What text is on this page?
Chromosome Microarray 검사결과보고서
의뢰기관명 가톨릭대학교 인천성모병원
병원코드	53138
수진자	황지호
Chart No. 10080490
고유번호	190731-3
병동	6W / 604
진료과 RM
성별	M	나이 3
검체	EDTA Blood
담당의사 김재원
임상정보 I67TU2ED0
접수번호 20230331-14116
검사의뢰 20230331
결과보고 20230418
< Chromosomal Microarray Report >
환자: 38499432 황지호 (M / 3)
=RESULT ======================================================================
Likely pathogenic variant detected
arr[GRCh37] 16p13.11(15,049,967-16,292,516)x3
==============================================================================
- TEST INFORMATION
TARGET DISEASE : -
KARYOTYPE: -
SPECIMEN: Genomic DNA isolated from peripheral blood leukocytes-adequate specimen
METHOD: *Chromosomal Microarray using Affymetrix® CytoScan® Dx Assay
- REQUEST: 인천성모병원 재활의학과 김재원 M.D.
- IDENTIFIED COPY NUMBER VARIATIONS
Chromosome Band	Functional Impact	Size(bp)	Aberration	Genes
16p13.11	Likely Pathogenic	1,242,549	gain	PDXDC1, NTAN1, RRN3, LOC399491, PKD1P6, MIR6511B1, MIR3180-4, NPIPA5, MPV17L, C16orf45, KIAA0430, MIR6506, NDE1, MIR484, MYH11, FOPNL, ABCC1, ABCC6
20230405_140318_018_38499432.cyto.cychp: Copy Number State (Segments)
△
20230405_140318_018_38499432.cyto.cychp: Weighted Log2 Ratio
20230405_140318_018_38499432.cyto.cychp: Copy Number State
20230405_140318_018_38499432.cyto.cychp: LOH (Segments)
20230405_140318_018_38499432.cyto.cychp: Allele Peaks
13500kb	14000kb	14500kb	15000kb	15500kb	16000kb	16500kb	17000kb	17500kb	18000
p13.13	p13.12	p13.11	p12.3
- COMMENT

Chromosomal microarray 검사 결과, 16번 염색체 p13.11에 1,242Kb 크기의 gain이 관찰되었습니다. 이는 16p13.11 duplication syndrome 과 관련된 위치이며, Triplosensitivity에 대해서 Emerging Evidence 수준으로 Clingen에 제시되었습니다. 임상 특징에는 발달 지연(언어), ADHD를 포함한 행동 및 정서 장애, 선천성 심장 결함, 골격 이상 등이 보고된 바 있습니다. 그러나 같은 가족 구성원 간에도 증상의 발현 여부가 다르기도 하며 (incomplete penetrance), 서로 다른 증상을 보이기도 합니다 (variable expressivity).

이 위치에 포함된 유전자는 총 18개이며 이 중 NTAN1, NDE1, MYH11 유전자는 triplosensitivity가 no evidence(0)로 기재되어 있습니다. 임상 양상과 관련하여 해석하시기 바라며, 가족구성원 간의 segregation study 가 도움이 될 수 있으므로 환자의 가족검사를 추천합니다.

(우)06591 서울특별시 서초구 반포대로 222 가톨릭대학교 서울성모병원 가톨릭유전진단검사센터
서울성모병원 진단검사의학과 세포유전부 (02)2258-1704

### [TASK OBJECTIVE]
Exact copies of all the entries above are required.

### [TASK SOLUTION]
What text is on this page?
Chromosome Microarray 검사결과보고서
의뢰기관명 가톨릭대학교 인천성모병원
병원코드	53138
수진자	황지호
Chart No. 10080490
고유번호	190731-3
병동	6W / 604
진료과 RM
성별	M	나이 3
검체	EDTA Blood
담당의사 김재원
임상정보 I67TU2ED0
접수번호 20230331-14116
검사의뢰 20230331
결과보고 20230418
< Chromosomal Microarray Report >
환자: 38499432 황지호 (M / 3)
=RESULT ======================================================================
Likely pathogenic variant detected
arr[GRCh37] 16p13.11(15,049,967-16,292,516)x3
==============================================================================
- TEST INFORMATION
TARGET DISEASE : -
KARYOTYPE: -
SPECIMEN: Genomic DNA isolated from peripheral blood leukocytes-adequate specimen
METHOD: *Chromosomal Microarray using Affymetrix® CytoScan® Dx Assay
- REQUEST: 인천성모병원 재활의학과 김재원 M.D.
- IDENTIFIED COPY NUMBER VARIATIONS
Chromosome Band	Functional Impact	Size(bp)	Aberration	Genes
16p13.11	Likely Pathogenic	1,242,549	gain	PDXDC1, NTAN1, RRN3, LOC399491, PKD1P6, MIR6511B1, MIR3180-4, NPIPA5, MPV17L, C16orf45, KIAA0430, MIR6506, NDE1, MIR484, MYH11, FOPNL, ABCC1, ABCC6
20230405_140318_018_38499432.cyto.cychp: Copy Number State (Segments)
△
20230405_140318_018_38499432.cyto.cychp: Weighted Log2 Ratio
20230405_140318_018_38499432.cyto.cychp: Copy Number State
20230405_140318_018_38499432.cyto.cychp: LOH (Segments)
20230405_140318_018_38499432.cyto.cychp: Allele Peaks
13500kb	14000kb	14500kb	15000kb	15500kb	16000kb	16500kb	17000kb	17500kb	18000
p13.13	p13.12	p13.11	p12.3
- COMMENT

Chromosomal microarray 검사 결과, 16번 염색체 p13.11에 1,242Kb 크기의 gain이 관찰되었습니다. 이는 16p13.11 duplication syndrome 과 관련된 위치이며, Triplosensitivity에 대해서 Emerging Evidence 수준으로 Clingen에 제시되었습니다. 임상 특징에는 발달 지연(언어), ADHD를 포함한 행동 및 정서 장애, 선천성 심장 결함, 골격 이상 등이 보고된 바 있습니다. 그러나 같은 가족 구성원 간에도 증상의 발현 여부가 다르기도 하며 (incomplete penetrance), 서로 다른 증상을 보이기도 합니다 (variable expressivity).

이 위치에 포함된 유전자는 총 18개이며 이 중 NTAN1, NDE1, MYH11 유전자는 triplosensitivity가 no evidence(0)로 기재되어 있습니다. 임상 양상과 관련하여 해석하시기 바라며, 가족구성원 간의 segregation study 가 도움이 될 수 있으므로 환자의 가족검사를 추천합니다.

(우)06591 서울특별시 서초구 반포대로 222 가톨릭대학교 서울성모병원 가톨릭유전진단검사센터
서울성모병원 진단검사의학과 세포유전부 (02)2258-1704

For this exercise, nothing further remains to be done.